WRITTEN EXERCISE: All of the data must be printed exactly; please include every line.

MATERIAL SHOWN:
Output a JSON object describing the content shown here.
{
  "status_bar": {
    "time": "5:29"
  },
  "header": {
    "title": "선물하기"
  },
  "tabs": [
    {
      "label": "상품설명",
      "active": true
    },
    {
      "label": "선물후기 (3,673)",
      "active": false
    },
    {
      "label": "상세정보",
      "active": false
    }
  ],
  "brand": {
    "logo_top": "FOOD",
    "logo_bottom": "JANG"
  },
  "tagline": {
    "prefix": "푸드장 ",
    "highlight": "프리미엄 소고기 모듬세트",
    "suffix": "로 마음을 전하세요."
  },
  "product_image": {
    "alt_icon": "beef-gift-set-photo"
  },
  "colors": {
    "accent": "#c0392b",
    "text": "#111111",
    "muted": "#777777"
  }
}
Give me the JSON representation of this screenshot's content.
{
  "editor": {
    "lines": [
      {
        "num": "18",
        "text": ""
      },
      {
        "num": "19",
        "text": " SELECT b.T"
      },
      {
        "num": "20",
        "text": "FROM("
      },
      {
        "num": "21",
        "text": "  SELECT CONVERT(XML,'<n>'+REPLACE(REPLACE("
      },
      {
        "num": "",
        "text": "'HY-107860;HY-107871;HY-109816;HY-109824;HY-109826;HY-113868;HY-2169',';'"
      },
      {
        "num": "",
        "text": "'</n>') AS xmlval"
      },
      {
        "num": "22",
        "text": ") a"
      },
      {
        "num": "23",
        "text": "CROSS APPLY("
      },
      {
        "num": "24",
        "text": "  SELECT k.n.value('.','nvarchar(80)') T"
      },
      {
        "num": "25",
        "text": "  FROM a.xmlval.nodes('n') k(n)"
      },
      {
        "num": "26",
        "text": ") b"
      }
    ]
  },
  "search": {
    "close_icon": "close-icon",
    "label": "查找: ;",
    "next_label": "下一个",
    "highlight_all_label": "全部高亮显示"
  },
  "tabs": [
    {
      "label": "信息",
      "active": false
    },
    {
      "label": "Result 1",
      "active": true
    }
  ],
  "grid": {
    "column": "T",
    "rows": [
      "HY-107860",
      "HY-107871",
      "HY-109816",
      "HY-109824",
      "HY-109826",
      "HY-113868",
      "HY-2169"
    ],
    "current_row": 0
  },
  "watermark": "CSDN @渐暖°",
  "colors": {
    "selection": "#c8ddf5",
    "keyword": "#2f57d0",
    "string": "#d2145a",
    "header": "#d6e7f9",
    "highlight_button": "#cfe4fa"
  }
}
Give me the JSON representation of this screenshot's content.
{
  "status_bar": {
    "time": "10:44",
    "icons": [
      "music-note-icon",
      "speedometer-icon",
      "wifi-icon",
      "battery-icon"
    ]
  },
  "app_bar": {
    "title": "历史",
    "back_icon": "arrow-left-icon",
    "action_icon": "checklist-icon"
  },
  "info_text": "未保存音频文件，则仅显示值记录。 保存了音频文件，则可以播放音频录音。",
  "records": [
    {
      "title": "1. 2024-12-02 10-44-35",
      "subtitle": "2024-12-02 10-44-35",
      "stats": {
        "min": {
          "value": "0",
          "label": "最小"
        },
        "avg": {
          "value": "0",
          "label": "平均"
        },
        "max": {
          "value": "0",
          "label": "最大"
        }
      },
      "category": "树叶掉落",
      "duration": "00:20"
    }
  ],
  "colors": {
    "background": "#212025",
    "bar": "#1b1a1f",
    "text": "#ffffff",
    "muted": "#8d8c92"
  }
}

ANSWER TO THE EXERCISE:
Output a JSON object describing the content shown here.
{
  "status_bar": {
    "time": "5:29"
  },
  "header": {
    "title": "선물하기"
  },
  "tabs": [
    {
      "label": "상품설명",
      "active": true
    },
    {
      "label": "선물후기 (3,673)",
      "active": false
    },
    {
      "label": "상세정보",
      "active": false
    }
  ],
  "brand": {
    "logo_top": "FOOD",
    "logo_bottom": "JANG"
  },
  "tagline": {
    "prefix": "푸드장 ",
    "highlight": "프리미엄 소고기 모듬세트",
    "suffix": "로 마음을 전하세요."
  },
  "product_image": {
    "alt_icon": "beef-gift-set-photo"
  },
  "colors": {
    "accent": "#c0392b",
    "text": "#111111",
    "muted": "#777777"
  }
}
Give me the JSON representation of this screenshot's content.
{
  "editor": {
    "lines": [
      {
        "num": "18",
        "text": ""
      },
      {
        "num": "19",
        "text": " SELECT b.T"
      },
      {
        "num": "20",
        "text": "FROM("
      },
      {
        "num": "21",
        "text": "  SELECT CONVERT(XML,'<n>'+REPLACE(REPLACE("
      },
      {
        "num": "",
        "text": "'HY-107860;HY-107871;HY-109816;HY-109824;HY-109826;HY-113868;HY-2169',';'"
      },
      {
        "num": "",
        "text": "'</n>') AS xmlval"
      },
      {
        "num": "22",
        "text": ") a"
      },
      {
        "num": "23",
        "text": "CROSS APPLY("
      },
      {
        "num": "24",
        "text": "  SELECT k.n.value('.','nvarchar(80)') T"
      },
      {
        "num": "25",
        "text": "  FROM a.xmlval.nodes('n') k(n)"
      },
      {
        "num": "26",
        "text": ") b"
      }
    ]
  },
  "search": {
    "close_icon": "close-icon",
    "label": "查找: ;",
    "next_label": "下一个",
    "highlight_all_label": "全部高亮显示"
  },
  "tabs": [
    {
      "label": "信息",
      "active": false
    },
    {
      "label": "Result 1",
      "active": true
    }
  ],
  "grid": {
    "column": "T",
    "rows": [
      "HY-107860",
      "HY-107871",
      "HY-109816",
      "HY-109824",
      "HY-109826",
      "HY-113868",
      "HY-2169"
    ],
    "current_row": 0
  },
  "watermark": "CSDN @渐暖°",
  "colors": {
    "selection": "#c8ddf5",
    "keyword": "#2f57d0",
    "string": "#d2145a",
    "header": "#d6e7f9",
    "highlight_button": "#cfe4fa"
  }
}
Give me the JSON representation of this screenshot's content.
{
  "status_bar": {
    "time": "10:44",
    "icons": [
      "music-note-icon",
      "speedometer-icon",
      "wifi-icon",
      "battery-icon"
    ]
  },
  "app_bar": {
    "title": "历史",
    "back_icon": "arrow-left-icon",
    "action_icon": "checklist-icon"
  },
  "info_text": "未保存音频文件，则仅显示值记录。 保存了音频文件，则可以播放音频录音。",
  "records": [
    {
      "title": "1. 2024-12-02 10-44-35",
      "subtitle": "2024-12-02 10-44-35",
      "stats": {
        "min": {
          "value": "0",
          "label": "最小"
        },
        "avg": {
          "value": "0",
          "label": "平均"
        },
        "max": {
          "value": "0",
          "label": "最大"
        }
      },
      "category": "树叶掉落",
      "duration": "00:20"
    }
  ],
  "colors": {
    "background": "#212025",
    "bar": "#1b1a1f",
    "text": "#ffffff",
    "muted": "#8d8c92"
  }
}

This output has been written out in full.